Find the lines that hold the word "Output" and return them.

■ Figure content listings
────────────────

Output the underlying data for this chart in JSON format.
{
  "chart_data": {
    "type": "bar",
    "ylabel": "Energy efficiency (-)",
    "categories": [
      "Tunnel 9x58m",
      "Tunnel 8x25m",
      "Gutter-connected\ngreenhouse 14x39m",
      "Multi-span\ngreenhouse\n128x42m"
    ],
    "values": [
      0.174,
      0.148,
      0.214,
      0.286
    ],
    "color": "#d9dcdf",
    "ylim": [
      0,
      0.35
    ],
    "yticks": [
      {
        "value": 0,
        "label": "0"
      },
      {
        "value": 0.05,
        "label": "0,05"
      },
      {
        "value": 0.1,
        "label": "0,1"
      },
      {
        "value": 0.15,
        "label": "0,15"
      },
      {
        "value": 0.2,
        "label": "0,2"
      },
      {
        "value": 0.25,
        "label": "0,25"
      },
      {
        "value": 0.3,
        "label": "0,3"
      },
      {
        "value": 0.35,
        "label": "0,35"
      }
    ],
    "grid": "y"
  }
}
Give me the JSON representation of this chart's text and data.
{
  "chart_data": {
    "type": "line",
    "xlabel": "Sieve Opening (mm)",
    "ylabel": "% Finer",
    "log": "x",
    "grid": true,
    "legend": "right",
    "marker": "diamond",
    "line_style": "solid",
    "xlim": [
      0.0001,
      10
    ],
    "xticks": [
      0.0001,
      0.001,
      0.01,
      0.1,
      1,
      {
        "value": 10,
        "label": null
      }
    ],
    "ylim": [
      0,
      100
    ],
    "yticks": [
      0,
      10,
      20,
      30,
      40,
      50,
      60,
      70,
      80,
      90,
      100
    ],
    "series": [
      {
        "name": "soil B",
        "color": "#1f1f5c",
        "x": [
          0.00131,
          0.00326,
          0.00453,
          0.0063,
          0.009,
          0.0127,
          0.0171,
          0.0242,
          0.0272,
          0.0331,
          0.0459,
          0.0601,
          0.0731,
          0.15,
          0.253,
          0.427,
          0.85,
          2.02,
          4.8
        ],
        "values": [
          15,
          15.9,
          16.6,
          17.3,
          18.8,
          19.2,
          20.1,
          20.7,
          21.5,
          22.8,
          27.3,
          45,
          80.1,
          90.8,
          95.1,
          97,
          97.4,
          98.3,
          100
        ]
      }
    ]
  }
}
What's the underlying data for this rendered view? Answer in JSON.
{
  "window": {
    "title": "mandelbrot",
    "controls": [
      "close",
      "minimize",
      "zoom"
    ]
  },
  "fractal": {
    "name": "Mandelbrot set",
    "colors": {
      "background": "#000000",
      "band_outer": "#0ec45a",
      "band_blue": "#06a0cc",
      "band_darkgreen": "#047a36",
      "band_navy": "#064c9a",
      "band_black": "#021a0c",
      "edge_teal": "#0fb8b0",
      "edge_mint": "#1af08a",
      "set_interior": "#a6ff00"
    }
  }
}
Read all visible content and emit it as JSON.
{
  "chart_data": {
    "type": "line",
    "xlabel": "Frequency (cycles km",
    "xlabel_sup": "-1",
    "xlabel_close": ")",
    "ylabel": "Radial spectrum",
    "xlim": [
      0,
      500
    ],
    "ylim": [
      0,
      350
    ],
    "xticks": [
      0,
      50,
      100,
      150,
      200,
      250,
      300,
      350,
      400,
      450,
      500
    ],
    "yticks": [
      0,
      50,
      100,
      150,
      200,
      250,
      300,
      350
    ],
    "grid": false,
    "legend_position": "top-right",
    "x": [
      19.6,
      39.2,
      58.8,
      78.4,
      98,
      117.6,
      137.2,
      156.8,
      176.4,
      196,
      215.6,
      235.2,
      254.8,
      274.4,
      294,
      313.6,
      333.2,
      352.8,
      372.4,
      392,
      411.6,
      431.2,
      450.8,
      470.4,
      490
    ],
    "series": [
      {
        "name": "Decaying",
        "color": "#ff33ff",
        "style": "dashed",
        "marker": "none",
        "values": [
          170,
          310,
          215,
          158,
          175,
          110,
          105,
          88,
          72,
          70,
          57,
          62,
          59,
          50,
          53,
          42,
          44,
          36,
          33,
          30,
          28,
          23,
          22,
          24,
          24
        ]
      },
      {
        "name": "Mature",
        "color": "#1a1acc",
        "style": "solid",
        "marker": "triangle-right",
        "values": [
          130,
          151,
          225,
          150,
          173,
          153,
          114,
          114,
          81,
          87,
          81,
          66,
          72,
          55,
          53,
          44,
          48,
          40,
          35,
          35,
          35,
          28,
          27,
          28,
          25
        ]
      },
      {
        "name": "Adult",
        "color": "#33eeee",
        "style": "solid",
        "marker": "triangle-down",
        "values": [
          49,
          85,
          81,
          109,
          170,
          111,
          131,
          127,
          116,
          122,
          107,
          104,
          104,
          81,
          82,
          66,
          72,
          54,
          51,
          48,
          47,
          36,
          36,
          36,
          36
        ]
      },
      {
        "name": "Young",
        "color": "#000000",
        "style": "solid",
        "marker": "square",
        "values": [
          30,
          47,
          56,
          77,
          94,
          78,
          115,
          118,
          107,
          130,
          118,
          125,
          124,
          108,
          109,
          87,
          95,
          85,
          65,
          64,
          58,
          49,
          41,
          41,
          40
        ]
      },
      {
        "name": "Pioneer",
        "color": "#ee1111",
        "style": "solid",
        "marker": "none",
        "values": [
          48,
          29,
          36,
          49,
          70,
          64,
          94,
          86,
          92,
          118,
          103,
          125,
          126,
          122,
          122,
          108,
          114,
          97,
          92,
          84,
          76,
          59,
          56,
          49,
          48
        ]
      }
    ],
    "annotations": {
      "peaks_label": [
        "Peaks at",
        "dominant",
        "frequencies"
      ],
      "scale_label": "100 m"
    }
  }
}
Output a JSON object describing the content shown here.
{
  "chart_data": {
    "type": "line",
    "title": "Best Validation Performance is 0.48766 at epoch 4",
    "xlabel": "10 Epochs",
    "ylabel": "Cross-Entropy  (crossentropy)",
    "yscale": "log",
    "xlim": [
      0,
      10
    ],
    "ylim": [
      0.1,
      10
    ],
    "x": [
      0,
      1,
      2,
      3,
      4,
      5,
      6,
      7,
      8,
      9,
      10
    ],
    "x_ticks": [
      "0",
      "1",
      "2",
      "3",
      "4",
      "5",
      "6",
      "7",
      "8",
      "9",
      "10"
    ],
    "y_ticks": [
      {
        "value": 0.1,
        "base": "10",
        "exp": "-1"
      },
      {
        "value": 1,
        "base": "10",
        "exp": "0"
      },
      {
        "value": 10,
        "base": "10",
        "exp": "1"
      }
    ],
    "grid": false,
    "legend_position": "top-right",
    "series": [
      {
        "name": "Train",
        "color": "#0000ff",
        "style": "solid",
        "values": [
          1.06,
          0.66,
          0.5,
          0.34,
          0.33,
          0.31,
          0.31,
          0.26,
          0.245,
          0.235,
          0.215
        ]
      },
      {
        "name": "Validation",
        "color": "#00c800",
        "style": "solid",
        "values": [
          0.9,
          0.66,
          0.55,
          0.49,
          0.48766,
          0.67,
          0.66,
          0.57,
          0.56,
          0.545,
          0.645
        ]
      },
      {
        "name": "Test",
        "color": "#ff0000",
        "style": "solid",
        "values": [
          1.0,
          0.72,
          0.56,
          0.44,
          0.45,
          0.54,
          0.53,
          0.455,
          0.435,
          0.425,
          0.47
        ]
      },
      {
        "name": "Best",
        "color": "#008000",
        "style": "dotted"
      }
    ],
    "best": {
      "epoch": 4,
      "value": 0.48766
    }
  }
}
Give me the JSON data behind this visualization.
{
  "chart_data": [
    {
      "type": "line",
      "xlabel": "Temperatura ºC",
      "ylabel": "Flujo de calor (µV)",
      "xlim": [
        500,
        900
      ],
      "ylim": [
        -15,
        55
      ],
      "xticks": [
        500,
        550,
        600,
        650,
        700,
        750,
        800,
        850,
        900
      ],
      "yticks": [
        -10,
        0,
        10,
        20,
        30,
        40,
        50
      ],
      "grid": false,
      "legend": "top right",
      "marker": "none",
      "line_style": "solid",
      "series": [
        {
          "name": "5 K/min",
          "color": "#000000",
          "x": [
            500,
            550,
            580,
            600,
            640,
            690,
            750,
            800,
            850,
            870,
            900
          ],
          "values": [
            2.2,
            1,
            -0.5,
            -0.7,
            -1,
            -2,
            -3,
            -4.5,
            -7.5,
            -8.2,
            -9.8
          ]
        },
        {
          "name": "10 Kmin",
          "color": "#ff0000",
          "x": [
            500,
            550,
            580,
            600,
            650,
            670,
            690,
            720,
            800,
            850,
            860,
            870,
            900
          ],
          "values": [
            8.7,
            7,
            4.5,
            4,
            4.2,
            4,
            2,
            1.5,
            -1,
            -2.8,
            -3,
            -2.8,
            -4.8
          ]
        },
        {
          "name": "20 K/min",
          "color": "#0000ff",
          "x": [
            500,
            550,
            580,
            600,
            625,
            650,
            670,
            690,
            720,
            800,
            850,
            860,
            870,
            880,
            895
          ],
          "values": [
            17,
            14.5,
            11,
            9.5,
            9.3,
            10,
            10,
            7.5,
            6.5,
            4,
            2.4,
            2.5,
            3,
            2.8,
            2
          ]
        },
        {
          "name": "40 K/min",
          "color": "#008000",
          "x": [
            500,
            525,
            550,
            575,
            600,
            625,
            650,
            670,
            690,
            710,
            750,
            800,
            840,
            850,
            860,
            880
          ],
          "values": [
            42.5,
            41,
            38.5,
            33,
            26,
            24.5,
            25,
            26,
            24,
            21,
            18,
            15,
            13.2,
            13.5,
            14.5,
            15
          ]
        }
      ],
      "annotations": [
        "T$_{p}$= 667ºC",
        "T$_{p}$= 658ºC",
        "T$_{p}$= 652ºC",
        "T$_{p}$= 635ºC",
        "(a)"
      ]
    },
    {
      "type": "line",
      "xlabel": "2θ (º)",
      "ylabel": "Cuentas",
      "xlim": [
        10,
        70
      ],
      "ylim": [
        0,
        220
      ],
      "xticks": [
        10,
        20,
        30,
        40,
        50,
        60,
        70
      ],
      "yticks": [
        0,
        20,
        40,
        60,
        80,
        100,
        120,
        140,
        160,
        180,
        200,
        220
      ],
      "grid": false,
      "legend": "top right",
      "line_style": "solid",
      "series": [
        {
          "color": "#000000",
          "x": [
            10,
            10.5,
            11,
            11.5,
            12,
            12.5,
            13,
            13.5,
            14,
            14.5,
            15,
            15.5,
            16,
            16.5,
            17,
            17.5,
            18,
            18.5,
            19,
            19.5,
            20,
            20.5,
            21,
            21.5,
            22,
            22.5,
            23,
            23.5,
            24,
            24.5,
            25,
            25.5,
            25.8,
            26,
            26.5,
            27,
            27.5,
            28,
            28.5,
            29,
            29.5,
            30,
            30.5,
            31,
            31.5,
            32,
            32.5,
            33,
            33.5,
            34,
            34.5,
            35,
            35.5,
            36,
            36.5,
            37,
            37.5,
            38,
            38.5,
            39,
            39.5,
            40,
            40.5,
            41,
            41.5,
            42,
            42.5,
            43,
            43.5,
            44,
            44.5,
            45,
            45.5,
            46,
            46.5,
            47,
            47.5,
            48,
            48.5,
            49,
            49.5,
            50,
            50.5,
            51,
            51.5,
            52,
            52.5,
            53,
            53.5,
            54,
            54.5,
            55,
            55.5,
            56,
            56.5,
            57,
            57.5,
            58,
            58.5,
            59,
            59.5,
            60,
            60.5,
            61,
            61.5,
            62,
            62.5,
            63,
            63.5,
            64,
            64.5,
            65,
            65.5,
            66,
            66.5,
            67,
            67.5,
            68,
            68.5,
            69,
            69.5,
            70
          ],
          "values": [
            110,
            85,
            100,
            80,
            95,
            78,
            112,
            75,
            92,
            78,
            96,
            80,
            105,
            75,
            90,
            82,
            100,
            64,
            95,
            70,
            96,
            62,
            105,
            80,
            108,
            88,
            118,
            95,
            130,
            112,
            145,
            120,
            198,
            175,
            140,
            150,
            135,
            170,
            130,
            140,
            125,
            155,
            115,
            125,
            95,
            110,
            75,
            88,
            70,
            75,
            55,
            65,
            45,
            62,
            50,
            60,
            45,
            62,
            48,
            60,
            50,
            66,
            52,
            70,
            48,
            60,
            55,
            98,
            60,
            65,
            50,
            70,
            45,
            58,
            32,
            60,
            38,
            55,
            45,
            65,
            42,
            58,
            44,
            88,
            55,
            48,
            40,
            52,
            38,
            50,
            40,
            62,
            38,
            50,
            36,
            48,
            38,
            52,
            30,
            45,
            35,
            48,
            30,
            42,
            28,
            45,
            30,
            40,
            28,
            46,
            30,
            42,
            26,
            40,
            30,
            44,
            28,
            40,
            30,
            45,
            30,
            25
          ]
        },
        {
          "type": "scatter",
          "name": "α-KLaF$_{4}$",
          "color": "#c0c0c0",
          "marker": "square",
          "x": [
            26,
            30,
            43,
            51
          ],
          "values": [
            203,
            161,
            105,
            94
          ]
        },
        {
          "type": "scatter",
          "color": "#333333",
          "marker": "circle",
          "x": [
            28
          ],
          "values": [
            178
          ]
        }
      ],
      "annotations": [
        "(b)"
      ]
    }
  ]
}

────────────────

■ THE RESPONSE
Output the underlying data for this chart in JSON format.
Output a JSON object describing the content shown here.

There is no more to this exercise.